- **DIRECTIONS**: Copy each line of the entries that contains the word "title".

═══ EXTRACTED ENTRIES

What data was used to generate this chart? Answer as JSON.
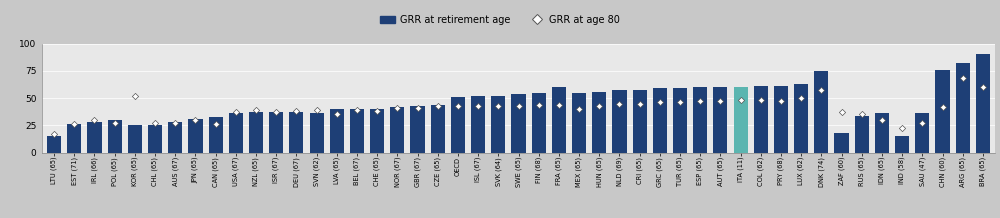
{
  "categories": [
    "LTU (65)",
    "EST (71)",
    "IRL (66)",
    "POL (65)",
    "KOR (65)",
    "CHL (65)",
    "AUS (67)",
    "JPN (65)",
    "CAN (65)",
    "USA (67)",
    "NZL (65)",
    "ISR (67)",
    "DEU (67)",
    "SVN (62)",
    "LVA (65)",
    "BEL (67)",
    "CHE (65)",
    "NOR (67)",
    "GBR (67)",
    "CZE (65)",
    "OECD",
    "ISL (67)",
    "SVK (64)",
    "SWE (65)",
    "FIN (68)",
    "FRA (65)",
    "MEX (65)",
    "HUN (65)",
    "NLD (69)",
    "CRI (65)",
    "GRC (65)",
    "TUR (65)",
    "ESP (65)",
    "AUT (65)",
    "ITA (11)",
    "COL (62)",
    "PRY (68)",
    "LUX (62)",
    "DNK (74)",
    "ZAF (60)",
    "RUS (65)",
    "IDN (65)",
    "IND (58)",
    "SAU (47)",
    "CHN (60)",
    "ARG (65)",
    "BRA (65)"
  ],
  "bar_values": [
    15,
    26,
    28,
    30,
    25,
    25,
    28,
    31,
    33,
    36,
    37,
    37,
    37,
    36,
    40,
    40,
    40,
    42,
    43,
    44,
    51,
    52,
    52,
    54,
    55,
    60,
    55,
    56,
    57,
    57,
    59,
    59,
    60,
    60,
    60,
    61,
    61,
    63,
    75,
    18,
    34,
    36,
    15,
    36,
    76,
    82,
    90
  ],
  "diamond_values": [
    17,
    26,
    30,
    27,
    52,
    27,
    27,
    30,
    26,
    37,
    39,
    37,
    38,
    39,
    35,
    39,
    38,
    41,
    41,
    43,
    43,
    43,
    43,
    43,
    44,
    44,
    40,
    43,
    45,
    45,
    46,
    46,
    47,
    47,
    48,
    48,
    47,
    50,
    57,
    37,
    35,
    30,
    23,
    27,
    42,
    68,
    60
  ],
  "bar_colors": [
    "#1e3f76",
    "#1e3f76",
    "#1e3f76",
    "#1e3f76",
    "#1e3f76",
    "#1e3f76",
    "#1e3f76",
    "#1e3f76",
    "#1e3f76",
    "#1e3f76",
    "#1e3f76",
    "#1e3f76",
    "#1e3f76",
    "#1e3f76",
    "#1e3f76",
    "#1e3f76",
    "#1e3f76",
    "#1e3f76",
    "#1e3f76",
    "#1e3f76",
    "#1e3f76",
    "#1e3f76",
    "#1e3f76",
    "#1e3f76",
    "#1e3f76",
    "#1e3f76",
    "#1e3f76",
    "#1e3f76",
    "#1e3f76",
    "#1e3f76",
    "#1e3f76",
    "#1e3f76",
    "#1e3f76",
    "#1e3f76",
    "#5bb5b0",
    "#1e3f76",
    "#1e3f76",
    "#1e3f76",
    "#1e3f76",
    "#1e3f76",
    "#1e3f76",
    "#1e3f76",
    "#1e3f76",
    "#1e3f76",
    "#1e3f76",
    "#1e3f76",
    "#1e3f76"
  ],
  "ylim": [
    0,
    100
  ],
  "yticks": [
    0,
    25,
    50,
    75,
    100
  ],
  "header_color": "#c8c8c8",
  "plot_bg_color": "#e8e8e8",
  "fig_bg_color": "#c8c8c8",
  "bar_width": 0.7,
  "legend_bar_color": "#1e3f76",
  "diamond_color": "white",
  "diamond_edge_color": "#555555",
  "xlabel_fontsize": 4.8,
  "ylabel_fontsize": 6.5,
  "legend_fontsize": 7.0,
  "diamond_size": 10
}
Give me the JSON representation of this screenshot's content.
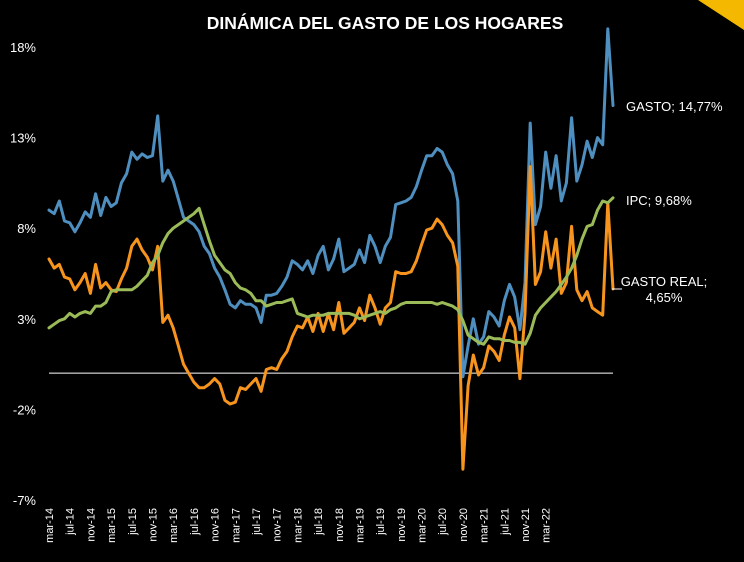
{
  "chart_data": {
    "type": "line",
    "title": "DINÁMICA DEL GASTO DE LOS HOGARES",
    "ylim": [
      -7,
      18
    ],
    "yticks": [
      18,
      13,
      8,
      3,
      -2,
      -7
    ],
    "ytick_labels": [
      "18%",
      "13%",
      "8%",
      "3%",
      "-2%",
      "-7%"
    ],
    "x_tick_labels": [
      "mar-14",
      "jul-14",
      "nov-14",
      "mar-15",
      "jul-15",
      "nov-15",
      "mar-16",
      "jul-16",
      "nov-16",
      "mar-17",
      "jul-17",
      "nov-17",
      "mar-18",
      "jul-18",
      "nov-18",
      "mar-19",
      "jul-19",
      "nov-19",
      "mar-20",
      "jul-20",
      "nov-20",
      "mar-21",
      "jul-21",
      "nov-21",
      "mar-22"
    ],
    "x_start": "mar-14",
    "x_end": "jul-22",
    "zero_line": 0,
    "grid": false,
    "series": [
      {
        "name": "GASTO",
        "label": "GASTO; 14,77%",
        "color": "#4F8FBF",
        "values": [
          9.0,
          8.8,
          9.5,
          8.4,
          8.3,
          7.8,
          8.3,
          8.9,
          8.6,
          9.9,
          8.7,
          9.7,
          9.2,
          9.4,
          10.5,
          11.0,
          12.2,
          11.8,
          12.1,
          11.9,
          12.0,
          14.2,
          10.6,
          11.2,
          10.6,
          9.6,
          8.6,
          8.4,
          8.2,
          7.8,
          7.0,
          6.6,
          5.8,
          5.3,
          4.6,
          3.8,
          3.6,
          4.0,
          3.8,
          3.8,
          3.6,
          2.8,
          4.3,
          4.3,
          4.4,
          4.8,
          5.3,
          6.2,
          6.0,
          5.7,
          6.2,
          5.5,
          6.5,
          7.0,
          5.7,
          6.3,
          7.4,
          5.6,
          5.8,
          6.0,
          6.8,
          6.1,
          7.6,
          7.0,
          6.1,
          7.0,
          7.5,
          9.3,
          9.4,
          9.5,
          9.7,
          10.3,
          11.2,
          12.0,
          12.0,
          12.4,
          12.2,
          11.5,
          11.0,
          9.5,
          -0.2,
          1.5,
          3.0,
          1.6,
          2.0,
          3.4,
          3.1,
          2.6,
          4.0,
          4.9,
          4.2,
          2.4,
          5.0,
          13.8,
          8.2,
          9.2,
          12.2,
          10.2,
          12.0,
          9.5,
          10.5,
          14.1,
          10.6,
          11.5,
          12.8,
          11.9,
          13.0,
          12.6,
          19.0,
          14.77
        ]
      },
      {
        "name": "IPC",
        "label": "IPC; 9,68%",
        "color": "#9BBB59",
        "values": [
          2.5,
          2.7,
          2.9,
          3.0,
          3.3,
          3.1,
          3.3,
          3.4,
          3.3,
          3.7,
          3.7,
          3.9,
          4.5,
          4.6,
          4.6,
          4.6,
          4.6,
          4.8,
          5.1,
          5.4,
          6.1,
          6.5,
          7.2,
          7.7,
          8.0,
          8.2,
          8.4,
          8.6,
          8.8,
          9.1,
          8.2,
          7.3,
          6.5,
          6.1,
          5.7,
          5.5,
          5.0,
          4.7,
          4.6,
          4.4,
          4.0,
          4.0,
          3.7,
          3.8,
          3.9,
          3.9,
          4.0,
          4.1,
          3.3,
          3.2,
          3.1,
          3.2,
          3.2,
          3.2,
          3.3,
          3.3,
          3.3,
          3.3,
          3.3,
          3.2,
          3.0,
          3.1,
          3.2,
          3.3,
          3.4,
          3.3,
          3.5,
          3.6,
          3.8,
          3.9,
          3.9,
          3.9,
          3.9,
          3.9,
          3.9,
          3.8,
          3.9,
          3.8,
          3.7,
          3.5,
          2.9,
          2.1,
          1.9,
          1.7,
          1.6,
          2.0,
          1.9,
          1.9,
          1.8,
          1.8,
          1.7,
          1.7,
          1.6,
          2.2,
          3.2,
          3.6,
          3.9,
          4.2,
          4.5,
          4.9,
          5.3,
          5.8,
          6.5,
          7.4,
          8.1,
          8.2,
          9.0,
          9.5,
          9.4,
          9.68
        ]
      },
      {
        "name": "GASTO REAL",
        "label": "GASTO REAL; 4,65%",
        "color": "#F7941D",
        "values": [
          6.3,
          5.8,
          6.0,
          5.3,
          5.2,
          4.6,
          5.0,
          5.5,
          4.4,
          6.0,
          4.7,
          5.0,
          4.6,
          4.5,
          5.2,
          5.8,
          7.0,
          7.4,
          6.8,
          6.4,
          5.7,
          7.0,
          2.8,
          3.2,
          2.5,
          1.5,
          0.5,
          0.0,
          -0.5,
          -0.8,
          -0.8,
          -0.6,
          -0.3,
          -0.6,
          -1.5,
          -1.7,
          -1.6,
          -0.8,
          -0.9,
          -0.6,
          -0.3,
          -1.0,
          0.2,
          0.3,
          0.2,
          0.8,
          1.2,
          2.0,
          2.6,
          2.5,
          3.1,
          2.3,
          3.3,
          2.3,
          3.3,
          2.4,
          3.9,
          2.2,
          2.5,
          2.8,
          3.6,
          2.9,
          4.3,
          3.6,
          2.7,
          3.6,
          3.9,
          5.6,
          5.5,
          5.5,
          5.6,
          6.2,
          7.1,
          7.9,
          8.0,
          8.5,
          8.2,
          7.6,
          7.2,
          5.9,
          -5.3,
          -0.7,
          1.0,
          -0.1,
          0.3,
          1.5,
          1.2,
          0.7,
          2.1,
          3.1,
          2.5,
          -0.3,
          3.3,
          11.4,
          4.9,
          5.6,
          7.8,
          5.8,
          7.4,
          4.4,
          5.0,
          8.1,
          4.6,
          4.0,
          4.5,
          3.6,
          3.4,
          3.2,
          9.4,
          4.65
        ]
      }
    ]
  }
}
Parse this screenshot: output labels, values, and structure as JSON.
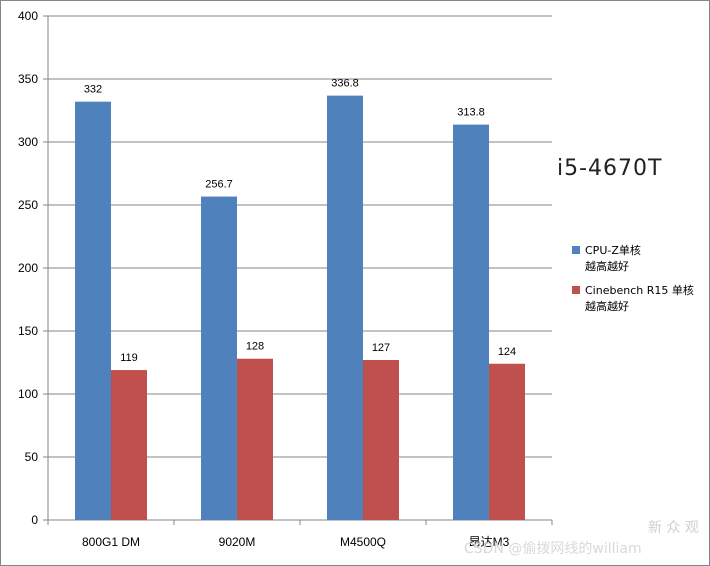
{
  "chart_data": {
    "type": "bar",
    "categories": [
      "800G1 DM",
      "9020M",
      "M4500Q",
      "昂达M3"
    ],
    "series": [
      {
        "name": "CPU-Z单核\n越高越好",
        "values": [
          332,
          256.7,
          336.8,
          313.8
        ],
        "value_labels": [
          "332",
          "256.7",
          "336.8",
          "313.8"
        ],
        "color": "#4f81bd"
      },
      {
        "name": "Cinebench R15 单核\n越高越好",
        "values": [
          119,
          128,
          127,
          124
        ],
        "value_labels": [
          "119",
          "128",
          "127",
          "124"
        ],
        "color": "#c0504d"
      }
    ],
    "ylim": [
      0,
      400
    ],
    "yticks": [
      0,
      50,
      100,
      150,
      200,
      250,
      300,
      350,
      400
    ],
    "title": "",
    "xlabel": "",
    "ylabel": "",
    "grid": true,
    "legend_position": "right",
    "annotation": "i5-4670T"
  },
  "watermark": {
    "line1": "新 众 观",
    "line2": "CSDN @偷拨网线的william"
  }
}
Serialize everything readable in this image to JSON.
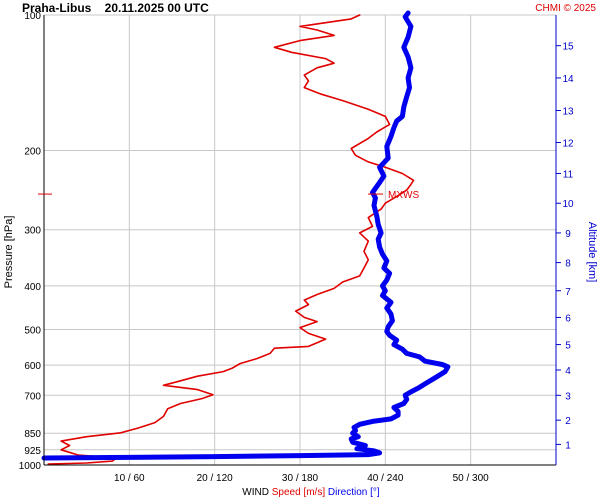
{
  "chart_data": {
    "type": "line",
    "title": "Praha-Libus    20.11.2025 00 UTC",
    "credit": "CHMI © 2025",
    "ylabel": "Pressure [hPa]",
    "ylabel_right": "Altitude [km]",
    "y_scale": "log",
    "ylim": [
      1000,
      100
    ],
    "pressure_ticks": [
      "100",
      "200",
      "300",
      "400",
      "500",
      "600",
      "700",
      "850",
      "925",
      "1000"
    ],
    "pressure_tick_values": [
      100,
      200,
      300,
      400,
      500,
      600,
      700,
      850,
      925,
      1000
    ],
    "altitude_ticks": [
      "1",
      "2",
      "3",
      "4",
      "5",
      "6",
      "7",
      "8",
      "9",
      "10",
      "11",
      "12",
      "13",
      "14",
      "15"
    ],
    "altitude_tick_pressures": [
      900,
      795,
      700,
      615,
      540,
      470,
      410,
      355,
      305,
      262,
      225,
      192,
      163,
      138,
      117
    ],
    "x_ticks": [
      "10 / 60",
      "20 / 120",
      "30 / 180",
      "40 / 240",
      "50 / 300"
    ],
    "xlim_speed": [
      0,
      60
    ],
    "xlim_direction": [
      0,
      360
    ],
    "xlabel_parts": {
      "wind": "WIND",
      "speed": "Speed [m/s]",
      "direction": "Direction [°]"
    },
    "annotation": {
      "text": "MXWS",
      "pressure": 250
    },
    "grid": true,
    "colors": {
      "speed": "#e00000",
      "direction": "#0000ee",
      "grid": "#c8c8c8",
      "axis_right": "#0000cc"
    },
    "series": [
      {
        "id": "speed",
        "x_units": "m/s",
        "points": [
          [
            0.5,
            995
          ],
          [
            5,
            990
          ],
          [
            8,
            980
          ],
          [
            8.5,
            965
          ],
          [
            4,
            950
          ],
          [
            2,
            925
          ],
          [
            3,
            905
          ],
          [
            2,
            885
          ],
          [
            5,
            865
          ],
          [
            9,
            848
          ],
          [
            11,
            828
          ],
          [
            13,
            805
          ],
          [
            14,
            780
          ],
          [
            14.5,
            750
          ],
          [
            16,
            730
          ],
          [
            18.5,
            712
          ],
          [
            19.8,
            698
          ],
          [
            18,
            680
          ],
          [
            14,
            665
          ],
          [
            16,
            650
          ],
          [
            18,
            635
          ],
          [
            21,
            620
          ],
          [
            22,
            610
          ],
          [
            23,
            595
          ],
          [
            25,
            580
          ],
          [
            26.5,
            565
          ],
          [
            27,
            550
          ],
          [
            31,
            545
          ],
          [
            33,
            525
          ],
          [
            31,
            510
          ],
          [
            30,
            495
          ],
          [
            32,
            480
          ],
          [
            30.5,
            470
          ],
          [
            29.5,
            455
          ],
          [
            31,
            440
          ],
          [
            30.5,
            430
          ],
          [
            32,
            418
          ],
          [
            34,
            405
          ],
          [
            35,
            392
          ],
          [
            37,
            380
          ],
          [
            37.5,
            365
          ],
          [
            38,
            350
          ],
          [
            37.5,
            335
          ],
          [
            38,
            318
          ],
          [
            37,
            305
          ],
          [
            38.5,
            295
          ],
          [
            38,
            282
          ],
          [
            39.5,
            270
          ],
          [
            40,
            262
          ],
          [
            41.5,
            252
          ],
          [
            42.5,
            245
          ],
          [
            43,
            238
          ],
          [
            43.3,
            233
          ],
          [
            42,
            225
          ],
          [
            40,
            218
          ],
          [
            38,
            212
          ],
          [
            36.5,
            205
          ],
          [
            36,
            198
          ],
          [
            38,
            188
          ],
          [
            39,
            182
          ],
          [
            40.5,
            175
          ],
          [
            40,
            168
          ],
          [
            38,
            162
          ],
          [
            35,
            155
          ],
          [
            32.5,
            150
          ],
          [
            30.5,
            145
          ],
          [
            31,
            140
          ],
          [
            30.5,
            136
          ],
          [
            32,
            131
          ],
          [
            34,
            128
          ],
          [
            33,
            125
          ],
          [
            29,
            121
          ],
          [
            27,
            118
          ],
          [
            30,
            114
          ],
          [
            34,
            111
          ],
          [
            32,
            108
          ],
          [
            30,
            106
          ],
          [
            33,
            104
          ],
          [
            36,
            102
          ],
          [
            37,
            100
          ]
        ]
      },
      {
        "id": "direction",
        "x_units": "degrees",
        "points": [
          [
            0,
            965
          ],
          [
            60,
            962
          ],
          [
            120,
            958
          ],
          [
            180,
            953
          ],
          [
            228,
            948
          ],
          [
            236,
            940
          ],
          [
            232,
            930
          ],
          [
            220,
            920
          ],
          [
            226,
            905
          ],
          [
            217,
            890
          ],
          [
            216,
            875
          ],
          [
            221,
            865
          ],
          [
            217,
            850
          ],
          [
            219,
            838
          ],
          [
            218,
            825
          ],
          [
            222,
            812
          ],
          [
            231,
            800
          ],
          [
            244,
            790
          ],
          [
            249,
            775
          ],
          [
            249,
            760
          ],
          [
            246,
            745
          ],
          [
            253,
            730
          ],
          [
            255,
            715
          ],
          [
            254,
            700
          ],
          [
            258,
            688
          ],
          [
            263,
            675
          ],
          [
            268,
            660
          ],
          [
            275,
            640
          ],
          [
            282,
            620
          ],
          [
            284,
            605
          ],
          [
            280,
            598
          ],
          [
            268,
            588
          ],
          [
            264,
            575
          ],
          [
            255,
            565
          ],
          [
            252,
            553
          ],
          [
            246,
            540
          ],
          [
            248,
            528
          ],
          [
            243,
            515
          ],
          [
            241,
            505
          ],
          [
            242,
            493
          ],
          [
            245,
            478
          ],
          [
            244,
            462
          ],
          [
            241,
            448
          ],
          [
            244,
            435
          ],
          [
            238,
            420
          ],
          [
            240,
            410
          ],
          [
            238,
            400
          ],
          [
            241,
            388
          ],
          [
            243,
            375
          ],
          [
            239,
            365
          ],
          [
            241,
            352
          ],
          [
            238,
            340
          ],
          [
            236,
            328
          ],
          [
            235,
            315
          ],
          [
            237,
            305
          ],
          [
            235,
            292
          ],
          [
            234,
            280
          ],
          [
            232,
            265
          ],
          [
            233,
            255
          ],
          [
            231,
            248
          ],
          [
            235,
            238
          ],
          [
            239,
            228
          ],
          [
            236,
            218
          ],
          [
            242,
            208
          ],
          [
            241,
            196
          ],
          [
            244,
            186
          ],
          [
            246,
            178
          ],
          [
            248,
            172
          ],
          [
            252,
            168
          ],
          [
            253,
            160
          ],
          [
            255,
            152
          ],
          [
            257,
            145
          ],
          [
            256,
            138
          ],
          [
            258,
            131
          ],
          [
            256,
            124
          ],
          [
            253,
            118
          ],
          [
            256,
            112
          ],
          [
            258,
            106
          ],
          [
            254,
            101
          ],
          [
            256,
            99
          ]
        ]
      }
    ]
  }
}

══════

- **RESULT BELOW**:
    "title": "DINÁMICA DEL GASTO DE LOS HOGARES",
    "title": "",
    "title": "Praha-Libus    20.11.2025 00 UTC",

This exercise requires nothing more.